** Begin **
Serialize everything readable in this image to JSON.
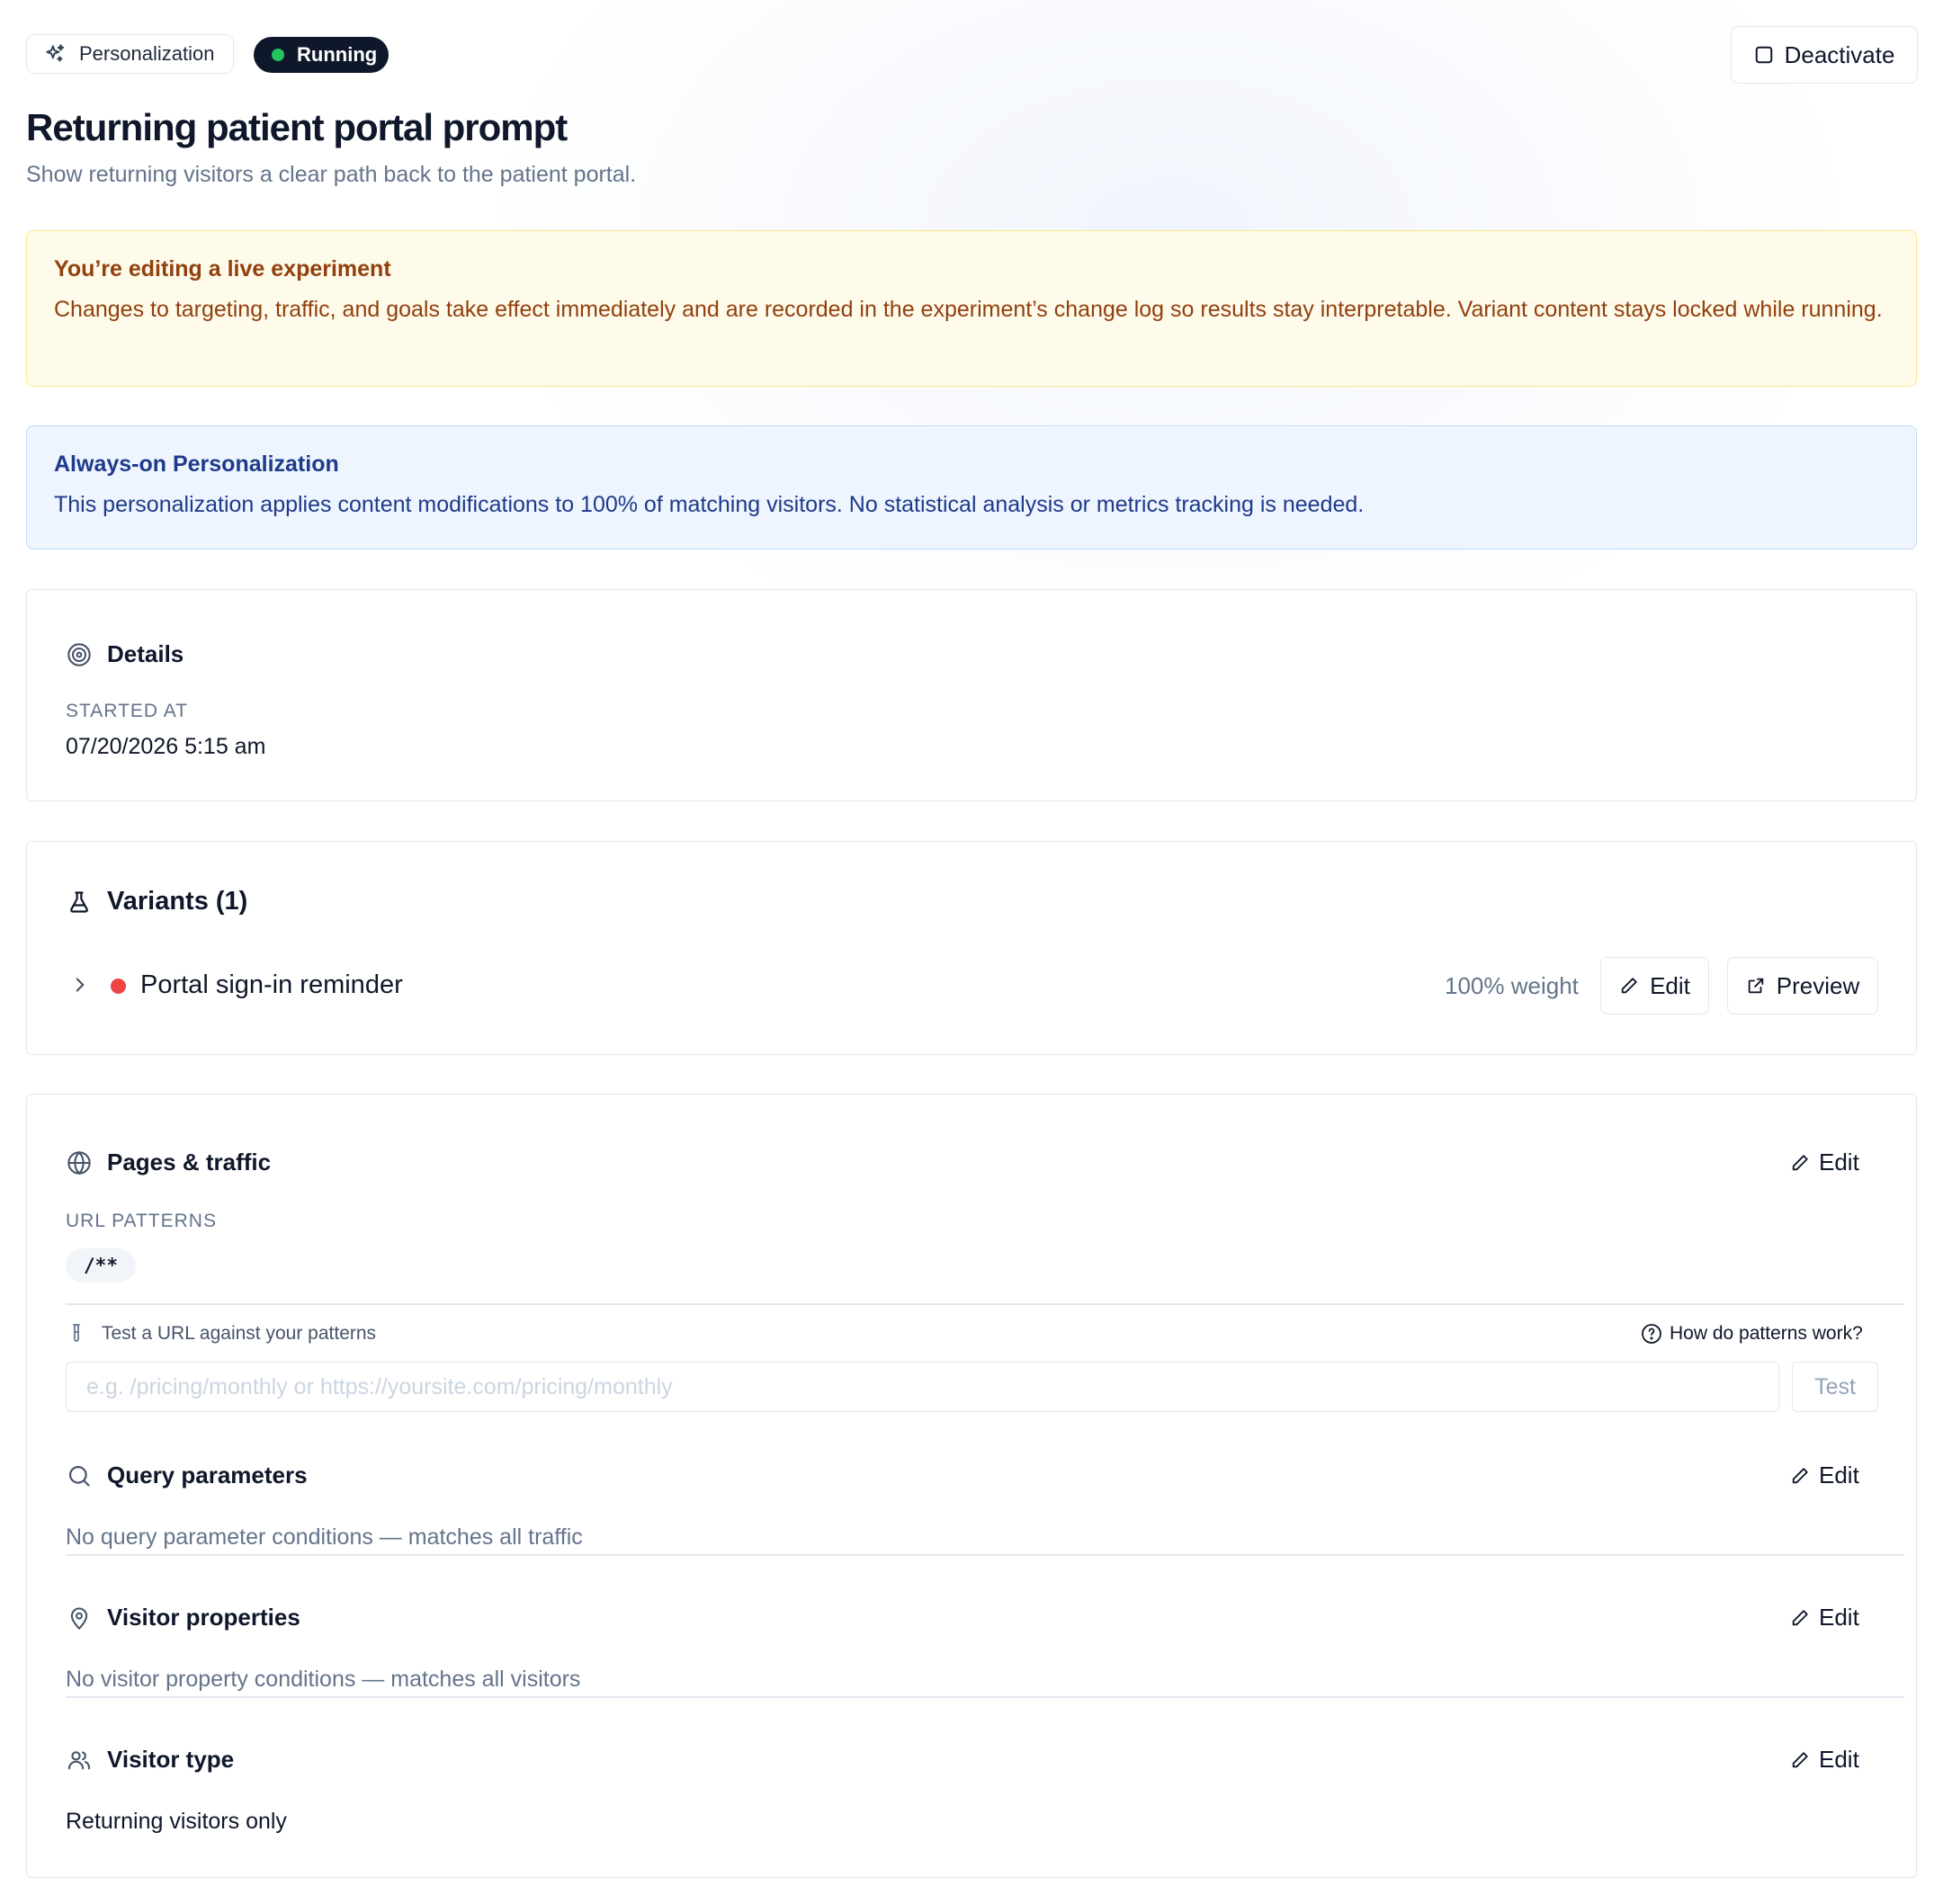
{
  "header": {
    "type_label": "Personalization",
    "status_label": "Running",
    "status_color": "#22c55e",
    "deactivate_label": "Deactivate",
    "title": "Returning patient portal prompt",
    "subtitle": "Show returning visitors a clear path back to the patient portal."
  },
  "warning": {
    "title": "You’re editing a live experiment",
    "body": "Changes to targeting, traffic, and goals take effect immediately and are recorded in the experiment’s change log so results stay interpretable. Variant content stays locked while running."
  },
  "info": {
    "title": "Always-on Personalization",
    "body": "This personalization applies content modifications to 100% of matching visitors. No statistical analysis or metrics tracking is needed."
  },
  "details": {
    "heading": "Details",
    "started_label": "STARTED AT",
    "started_value": "07/20/2026 5:15 am"
  },
  "variants": {
    "heading": "Variants (1)",
    "items": [
      {
        "name": "Portal sign-in reminder",
        "color": "#ef4444",
        "weight": "100% weight",
        "edit_label": "Edit",
        "preview_label": "Preview"
      }
    ]
  },
  "pages": {
    "heading": "Pages & traffic",
    "edit_label": "Edit",
    "url_patterns_label": "URL PATTERNS",
    "patterns": [
      "/**"
    ],
    "test_label": "Test a URL against your patterns",
    "help_label": "How do patterns work?",
    "test_placeholder": "e.g. /pricing/monthly or https://yoursite.com/pricing/monthly",
    "test_button": "Test"
  },
  "query": {
    "heading": "Query parameters",
    "edit_label": "Edit",
    "value": "No query parameter conditions — matches all traffic"
  },
  "visitor_props": {
    "heading": "Visitor properties",
    "edit_label": "Edit",
    "value": "No visitor property conditions — matches all visitors"
  },
  "visitor_type": {
    "heading": "Visitor type",
    "edit_label": "Edit",
    "value": "Returning visitors only"
  }
}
** End **
**What you should do:** Except for the pictures, give all the material above again verbatim.

**Task answer:**
Serialize everything readable in this image to JSON.
{
  "header": {
    "type_label": "Personalization",
    "status_label": "Running",
    "status_color": "#22c55e",
    "deactivate_label": "Deactivate",
    "title": "Returning patient portal prompt",
    "subtitle": "Show returning visitors a clear path back to the patient portal."
  },
  "warning": {
    "title": "You’re editing a live experiment",
    "body": "Changes to targeting, traffic, and goals take effect immediately and are recorded in the experiment’s change log so results stay interpretable. Variant content stays locked while running."
  },
  "info": {
    "title": "Always-on Personalization",
    "body": "This personalization applies content modifications to 100% of matching visitors. No statistical analysis or metrics tracking is needed."
  },
  "details": {
    "heading": "Details",
    "started_label": "STARTED AT",
    "started_value": "07/20/2026 5:15 am"
  },
  "variants": {
    "heading": "Variants (1)",
    "items": [
      {
        "name": "Portal sign-in reminder",
        "color": "#ef4444",
        "weight": "100% weight",
        "edit_label": "Edit",
        "preview_label": "Preview"
      }
    ]
  },
  "pages": {
    "heading": "Pages & traffic",
    "edit_label": "Edit",
    "url_patterns_label": "URL PATTERNS",
    "patterns": [
      "/**"
    ],
    "test_label": "Test a URL against your patterns",
    "help_label": "How do patterns work?",
    "test_placeholder": "e.g. /pricing/monthly or https://yoursite.com/pricing/monthly",
    "test_button": "Test"
  },
  "query": {
    "heading": "Query parameters",
    "edit_label": "Edit",
    "value": "No query parameter conditions — matches all traffic"
  },
  "visitor_props": {
    "heading": "Visitor properties",
    "edit_label": "Edit",
    "value": "No visitor property conditions — matches all visitors"
  },
  "visitor_type": {
    "heading": "Visitor type",
    "edit_label": "Edit",
    "value": "Returning visitors only"
  }
}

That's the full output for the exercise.